### Records for processing
-- begin --
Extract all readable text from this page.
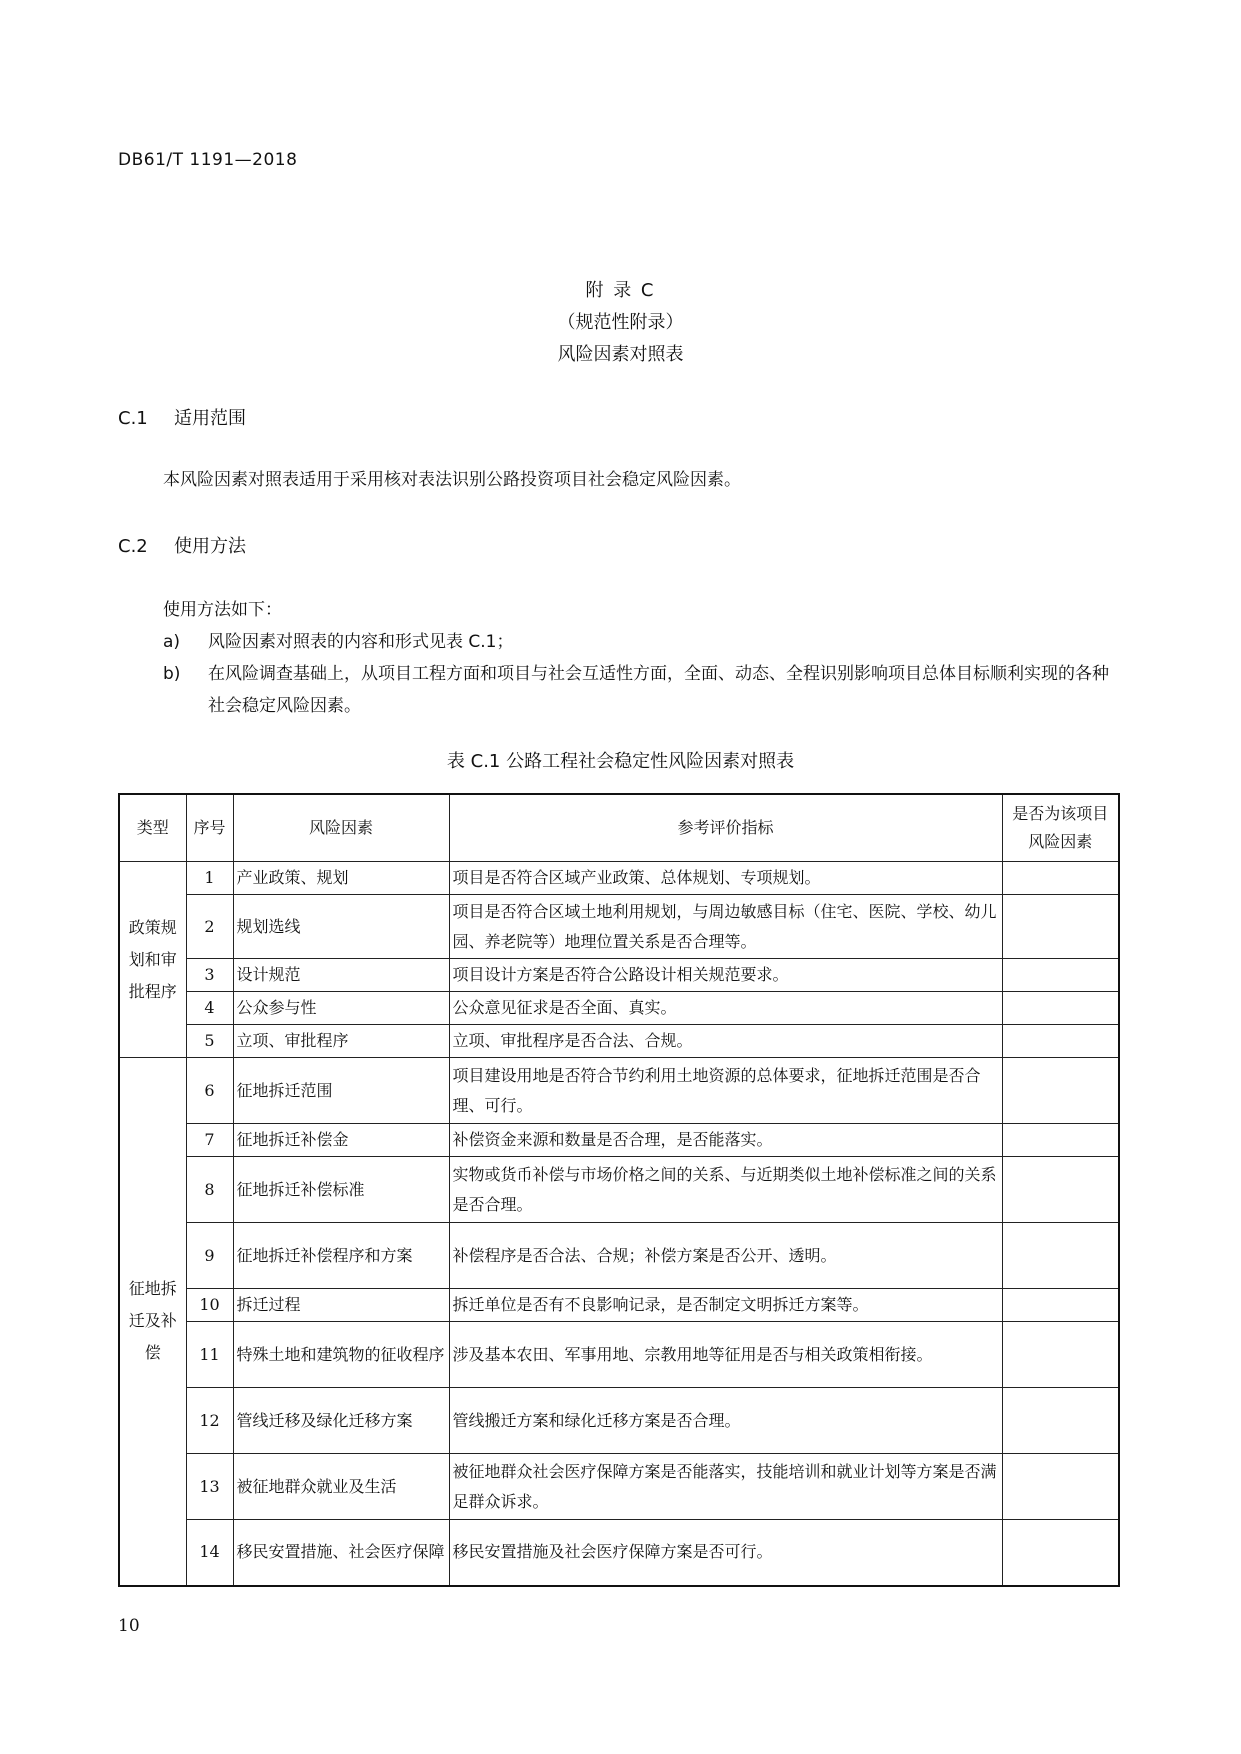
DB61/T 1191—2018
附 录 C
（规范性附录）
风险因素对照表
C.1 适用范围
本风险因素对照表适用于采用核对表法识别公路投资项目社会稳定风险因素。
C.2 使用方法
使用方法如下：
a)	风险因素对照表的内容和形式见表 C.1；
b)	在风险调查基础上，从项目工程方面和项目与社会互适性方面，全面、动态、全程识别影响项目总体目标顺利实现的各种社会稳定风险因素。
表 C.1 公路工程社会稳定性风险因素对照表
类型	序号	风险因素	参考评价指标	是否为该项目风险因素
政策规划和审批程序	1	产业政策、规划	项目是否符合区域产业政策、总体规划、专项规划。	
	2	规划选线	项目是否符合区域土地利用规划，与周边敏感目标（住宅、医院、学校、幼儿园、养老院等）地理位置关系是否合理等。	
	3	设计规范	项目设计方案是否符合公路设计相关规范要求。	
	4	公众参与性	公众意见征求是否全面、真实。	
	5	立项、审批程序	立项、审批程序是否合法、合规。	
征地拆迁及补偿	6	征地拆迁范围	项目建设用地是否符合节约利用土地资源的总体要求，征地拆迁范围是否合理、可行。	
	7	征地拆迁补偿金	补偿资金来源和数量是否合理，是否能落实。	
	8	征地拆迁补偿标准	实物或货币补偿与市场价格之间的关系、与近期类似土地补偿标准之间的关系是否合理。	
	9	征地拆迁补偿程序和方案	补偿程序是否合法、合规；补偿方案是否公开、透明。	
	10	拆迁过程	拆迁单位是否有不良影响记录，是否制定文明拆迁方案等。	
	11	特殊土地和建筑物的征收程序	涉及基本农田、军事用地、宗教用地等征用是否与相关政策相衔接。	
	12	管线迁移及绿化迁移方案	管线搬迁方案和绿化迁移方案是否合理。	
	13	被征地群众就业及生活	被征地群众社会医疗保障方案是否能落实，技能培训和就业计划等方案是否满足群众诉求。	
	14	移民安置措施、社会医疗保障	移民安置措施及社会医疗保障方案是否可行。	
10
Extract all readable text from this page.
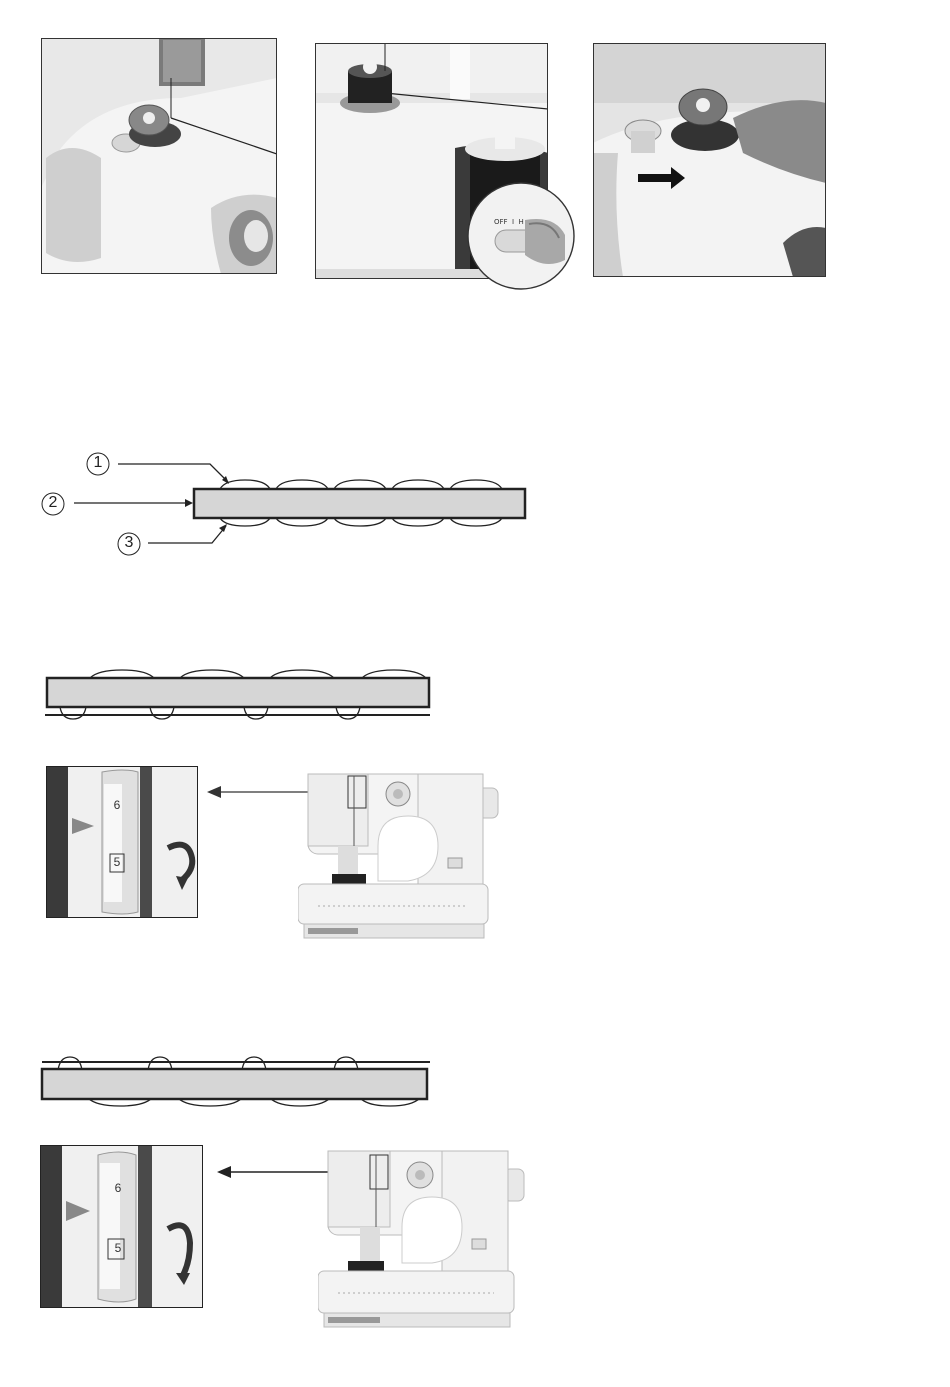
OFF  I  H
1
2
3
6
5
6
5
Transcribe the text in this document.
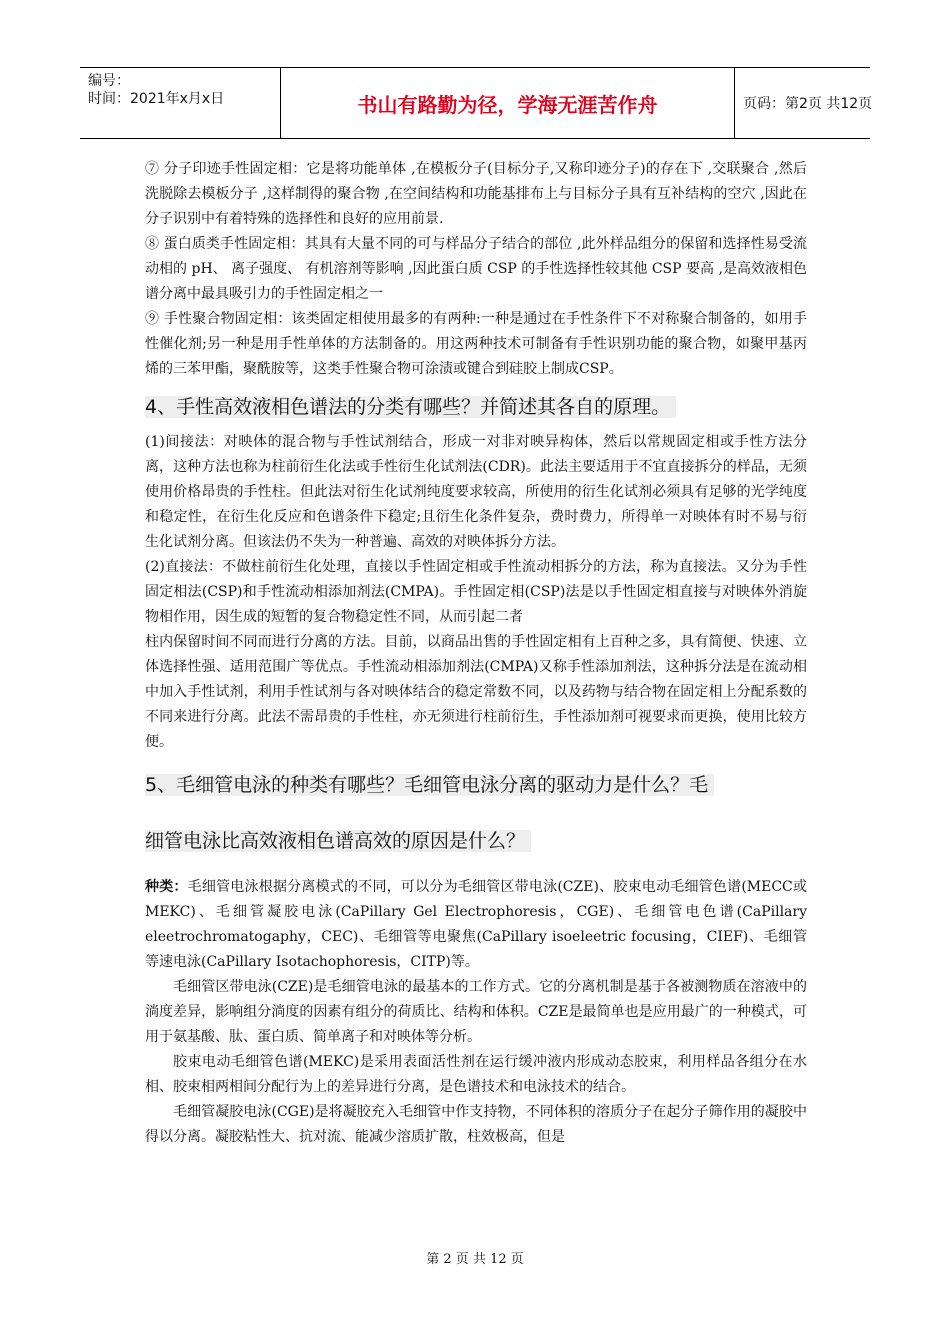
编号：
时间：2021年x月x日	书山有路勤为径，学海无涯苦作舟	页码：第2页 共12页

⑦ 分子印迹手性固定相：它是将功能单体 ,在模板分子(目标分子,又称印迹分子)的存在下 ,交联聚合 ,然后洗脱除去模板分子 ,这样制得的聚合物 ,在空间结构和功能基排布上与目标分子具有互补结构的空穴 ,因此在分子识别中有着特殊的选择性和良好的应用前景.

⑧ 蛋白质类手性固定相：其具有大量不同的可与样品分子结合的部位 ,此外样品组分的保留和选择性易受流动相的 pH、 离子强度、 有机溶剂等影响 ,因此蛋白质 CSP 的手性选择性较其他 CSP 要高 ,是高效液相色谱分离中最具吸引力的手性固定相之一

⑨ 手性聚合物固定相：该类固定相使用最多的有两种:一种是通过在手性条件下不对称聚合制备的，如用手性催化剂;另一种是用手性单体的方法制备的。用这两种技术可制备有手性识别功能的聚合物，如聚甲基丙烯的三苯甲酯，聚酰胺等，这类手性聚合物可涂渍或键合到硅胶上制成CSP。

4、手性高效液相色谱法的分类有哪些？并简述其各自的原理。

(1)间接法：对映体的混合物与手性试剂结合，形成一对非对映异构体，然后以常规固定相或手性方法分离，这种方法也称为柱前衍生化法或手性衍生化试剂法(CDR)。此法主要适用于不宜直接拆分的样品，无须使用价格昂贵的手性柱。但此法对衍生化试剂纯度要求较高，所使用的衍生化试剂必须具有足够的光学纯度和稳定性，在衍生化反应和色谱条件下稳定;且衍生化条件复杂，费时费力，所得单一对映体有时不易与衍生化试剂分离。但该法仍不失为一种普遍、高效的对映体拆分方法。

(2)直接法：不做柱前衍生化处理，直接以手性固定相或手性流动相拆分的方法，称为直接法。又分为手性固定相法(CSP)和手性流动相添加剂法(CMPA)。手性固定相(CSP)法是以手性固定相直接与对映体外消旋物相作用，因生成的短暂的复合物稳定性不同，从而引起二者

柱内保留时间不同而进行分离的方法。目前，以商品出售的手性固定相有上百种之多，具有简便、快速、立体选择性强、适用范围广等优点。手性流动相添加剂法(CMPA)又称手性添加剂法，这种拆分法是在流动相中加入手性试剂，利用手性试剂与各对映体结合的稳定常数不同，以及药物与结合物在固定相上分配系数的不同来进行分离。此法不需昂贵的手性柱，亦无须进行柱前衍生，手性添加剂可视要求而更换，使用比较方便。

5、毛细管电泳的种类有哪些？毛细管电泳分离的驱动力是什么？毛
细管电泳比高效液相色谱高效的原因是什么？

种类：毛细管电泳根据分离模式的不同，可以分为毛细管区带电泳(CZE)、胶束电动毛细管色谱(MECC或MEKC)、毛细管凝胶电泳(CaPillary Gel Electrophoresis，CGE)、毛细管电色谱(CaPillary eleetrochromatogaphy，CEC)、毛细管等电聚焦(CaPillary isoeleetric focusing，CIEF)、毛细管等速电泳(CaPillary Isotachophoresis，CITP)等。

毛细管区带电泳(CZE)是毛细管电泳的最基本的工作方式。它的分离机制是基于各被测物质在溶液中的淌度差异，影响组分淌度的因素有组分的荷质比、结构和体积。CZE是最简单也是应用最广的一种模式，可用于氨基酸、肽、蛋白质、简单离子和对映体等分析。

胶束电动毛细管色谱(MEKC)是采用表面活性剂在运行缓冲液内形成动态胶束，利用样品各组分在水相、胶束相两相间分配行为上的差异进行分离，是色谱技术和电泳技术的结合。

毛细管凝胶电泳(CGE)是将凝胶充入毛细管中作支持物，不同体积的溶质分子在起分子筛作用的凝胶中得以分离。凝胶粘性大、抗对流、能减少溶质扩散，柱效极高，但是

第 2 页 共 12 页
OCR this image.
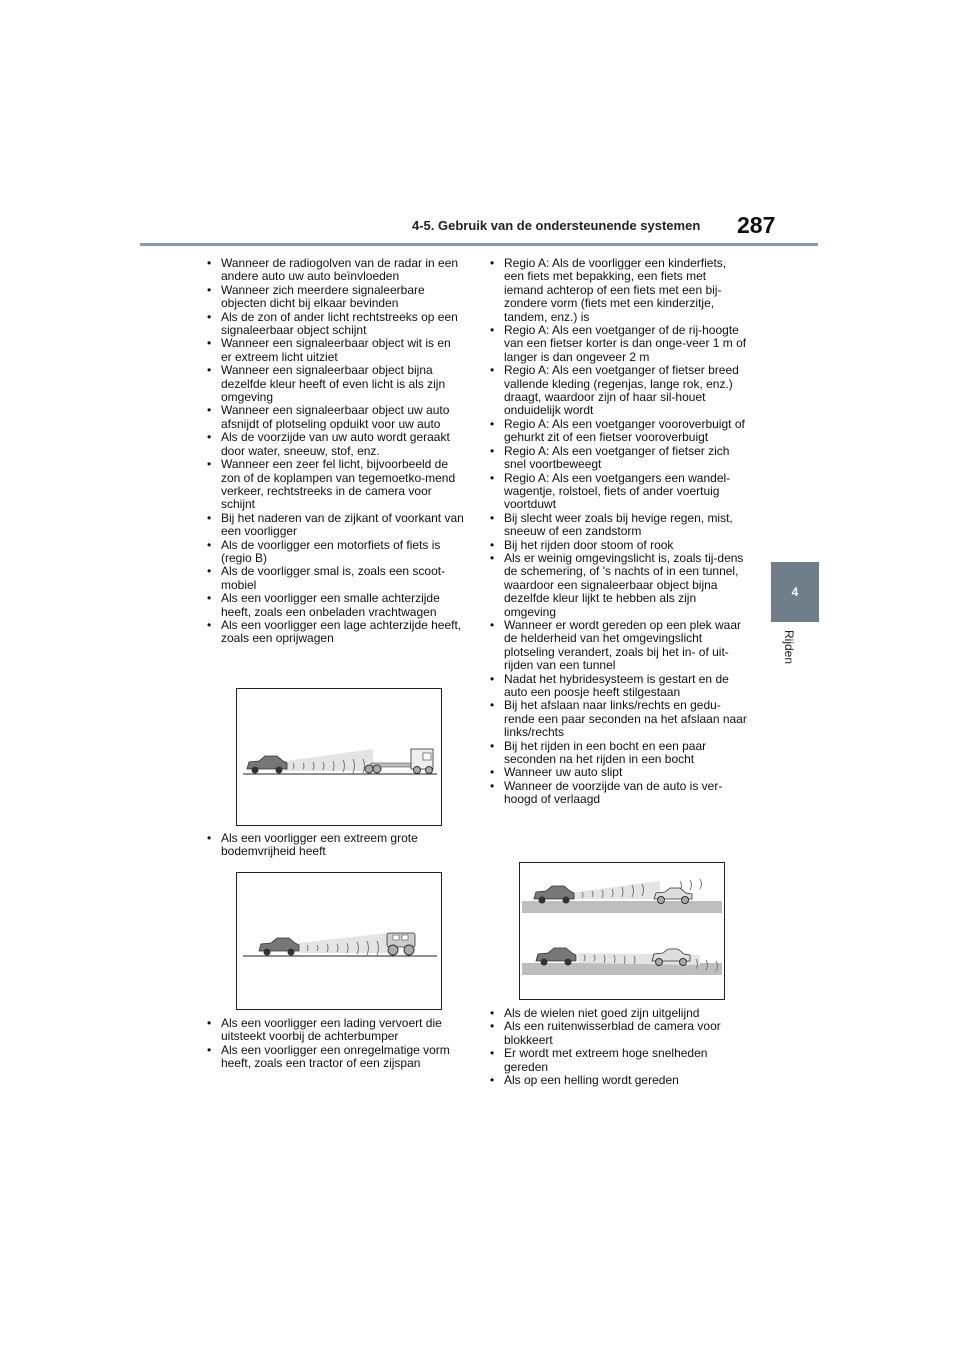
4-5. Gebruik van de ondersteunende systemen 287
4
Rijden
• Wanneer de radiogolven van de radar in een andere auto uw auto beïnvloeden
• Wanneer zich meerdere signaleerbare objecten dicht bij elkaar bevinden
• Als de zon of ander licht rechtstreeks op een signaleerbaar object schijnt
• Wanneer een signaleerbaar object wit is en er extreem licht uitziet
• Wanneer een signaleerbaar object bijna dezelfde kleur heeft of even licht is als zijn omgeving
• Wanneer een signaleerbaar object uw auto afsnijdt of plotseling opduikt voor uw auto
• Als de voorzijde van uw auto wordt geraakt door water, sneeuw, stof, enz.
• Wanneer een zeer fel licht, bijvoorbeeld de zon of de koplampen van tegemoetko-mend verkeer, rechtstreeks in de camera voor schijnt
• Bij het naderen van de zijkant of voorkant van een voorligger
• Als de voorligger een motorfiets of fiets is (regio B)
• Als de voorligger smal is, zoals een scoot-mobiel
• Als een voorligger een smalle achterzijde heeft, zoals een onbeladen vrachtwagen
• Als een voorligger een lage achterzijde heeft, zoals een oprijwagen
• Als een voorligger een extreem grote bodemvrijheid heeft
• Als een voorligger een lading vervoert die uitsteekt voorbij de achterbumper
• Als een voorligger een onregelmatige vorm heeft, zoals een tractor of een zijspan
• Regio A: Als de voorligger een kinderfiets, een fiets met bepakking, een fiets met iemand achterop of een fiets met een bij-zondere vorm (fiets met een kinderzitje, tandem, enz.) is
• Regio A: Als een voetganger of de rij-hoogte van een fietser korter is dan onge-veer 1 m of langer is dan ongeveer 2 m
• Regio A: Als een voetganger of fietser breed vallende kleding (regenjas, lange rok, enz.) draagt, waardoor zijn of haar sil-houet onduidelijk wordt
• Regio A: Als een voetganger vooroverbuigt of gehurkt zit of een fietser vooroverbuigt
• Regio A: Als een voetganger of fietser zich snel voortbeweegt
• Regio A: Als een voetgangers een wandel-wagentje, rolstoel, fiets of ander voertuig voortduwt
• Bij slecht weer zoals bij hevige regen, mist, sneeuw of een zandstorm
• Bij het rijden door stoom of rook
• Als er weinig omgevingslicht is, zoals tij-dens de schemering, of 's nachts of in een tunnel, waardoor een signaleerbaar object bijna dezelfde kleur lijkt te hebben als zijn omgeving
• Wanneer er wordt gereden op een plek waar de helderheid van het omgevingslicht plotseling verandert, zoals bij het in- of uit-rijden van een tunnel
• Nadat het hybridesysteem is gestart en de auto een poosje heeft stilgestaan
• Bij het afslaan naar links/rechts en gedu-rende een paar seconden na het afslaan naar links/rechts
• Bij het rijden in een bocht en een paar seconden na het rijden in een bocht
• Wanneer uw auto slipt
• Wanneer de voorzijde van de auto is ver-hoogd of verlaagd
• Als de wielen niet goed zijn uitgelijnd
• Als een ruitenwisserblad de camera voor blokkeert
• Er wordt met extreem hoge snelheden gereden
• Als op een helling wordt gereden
-- end --
### Exercise details
How many lines of the entries above hold the string "CMPA"? Reply with the number alone.

### Final result
2